→ Excerpted records
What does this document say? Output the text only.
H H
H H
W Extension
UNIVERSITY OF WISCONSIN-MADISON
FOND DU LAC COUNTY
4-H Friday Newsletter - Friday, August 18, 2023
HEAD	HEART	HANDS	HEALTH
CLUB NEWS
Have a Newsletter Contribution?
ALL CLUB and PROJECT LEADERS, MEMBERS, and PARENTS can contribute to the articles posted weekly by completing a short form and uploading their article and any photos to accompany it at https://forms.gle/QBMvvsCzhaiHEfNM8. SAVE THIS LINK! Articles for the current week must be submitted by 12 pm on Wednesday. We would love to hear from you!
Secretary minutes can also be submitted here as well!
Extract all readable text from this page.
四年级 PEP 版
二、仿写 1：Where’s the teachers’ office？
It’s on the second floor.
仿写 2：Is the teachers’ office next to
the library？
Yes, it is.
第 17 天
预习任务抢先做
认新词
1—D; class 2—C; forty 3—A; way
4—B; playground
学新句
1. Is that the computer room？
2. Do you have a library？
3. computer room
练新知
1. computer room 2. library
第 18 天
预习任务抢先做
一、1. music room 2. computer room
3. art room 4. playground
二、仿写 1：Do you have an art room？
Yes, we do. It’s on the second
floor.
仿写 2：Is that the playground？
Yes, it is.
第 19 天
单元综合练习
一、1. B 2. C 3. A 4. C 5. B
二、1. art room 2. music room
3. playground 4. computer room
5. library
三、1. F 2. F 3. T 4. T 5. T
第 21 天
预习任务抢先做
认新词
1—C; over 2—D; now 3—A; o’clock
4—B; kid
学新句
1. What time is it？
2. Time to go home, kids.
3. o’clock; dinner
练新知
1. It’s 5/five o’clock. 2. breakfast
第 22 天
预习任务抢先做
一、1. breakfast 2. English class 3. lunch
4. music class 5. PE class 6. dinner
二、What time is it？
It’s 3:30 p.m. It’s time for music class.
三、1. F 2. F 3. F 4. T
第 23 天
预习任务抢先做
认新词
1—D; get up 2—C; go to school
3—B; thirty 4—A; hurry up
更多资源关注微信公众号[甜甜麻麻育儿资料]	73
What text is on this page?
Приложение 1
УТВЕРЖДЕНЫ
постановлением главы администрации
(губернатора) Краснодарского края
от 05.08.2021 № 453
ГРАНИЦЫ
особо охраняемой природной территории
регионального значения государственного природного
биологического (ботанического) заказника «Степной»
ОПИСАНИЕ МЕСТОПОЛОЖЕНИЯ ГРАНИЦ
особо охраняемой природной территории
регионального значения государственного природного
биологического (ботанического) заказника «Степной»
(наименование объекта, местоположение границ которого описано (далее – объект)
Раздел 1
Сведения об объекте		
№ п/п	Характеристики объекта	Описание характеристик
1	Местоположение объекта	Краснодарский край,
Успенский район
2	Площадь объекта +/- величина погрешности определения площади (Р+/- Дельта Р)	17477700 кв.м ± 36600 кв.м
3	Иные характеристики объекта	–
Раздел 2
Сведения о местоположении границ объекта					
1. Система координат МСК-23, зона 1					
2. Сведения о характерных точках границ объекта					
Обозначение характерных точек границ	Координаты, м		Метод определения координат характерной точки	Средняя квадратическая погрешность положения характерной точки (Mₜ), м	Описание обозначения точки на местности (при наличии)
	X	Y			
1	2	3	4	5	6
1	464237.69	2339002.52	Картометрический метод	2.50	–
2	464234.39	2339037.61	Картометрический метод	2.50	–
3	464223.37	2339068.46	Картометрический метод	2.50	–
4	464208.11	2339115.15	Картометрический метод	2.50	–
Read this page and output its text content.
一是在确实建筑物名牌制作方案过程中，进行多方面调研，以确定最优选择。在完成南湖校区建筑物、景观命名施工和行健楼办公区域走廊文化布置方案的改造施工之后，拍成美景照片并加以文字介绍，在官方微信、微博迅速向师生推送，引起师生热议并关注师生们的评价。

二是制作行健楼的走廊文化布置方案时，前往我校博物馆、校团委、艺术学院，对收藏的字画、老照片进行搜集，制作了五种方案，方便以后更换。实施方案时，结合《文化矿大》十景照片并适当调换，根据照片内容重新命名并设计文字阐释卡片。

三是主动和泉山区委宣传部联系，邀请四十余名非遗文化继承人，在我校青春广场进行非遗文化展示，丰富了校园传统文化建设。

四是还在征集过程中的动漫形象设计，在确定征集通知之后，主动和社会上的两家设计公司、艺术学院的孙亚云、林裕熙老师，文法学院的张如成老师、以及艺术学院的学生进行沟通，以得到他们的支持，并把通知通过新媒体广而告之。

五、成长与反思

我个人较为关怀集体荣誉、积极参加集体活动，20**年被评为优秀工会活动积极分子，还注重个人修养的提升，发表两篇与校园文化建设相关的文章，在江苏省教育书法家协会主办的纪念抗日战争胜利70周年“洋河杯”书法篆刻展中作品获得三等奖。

→ Problem to work on
Copy out each line of the data where the string "library" appears.

→ Answer to the task
the library？
2. Do you have a library？
1. computer room 2. library
5. library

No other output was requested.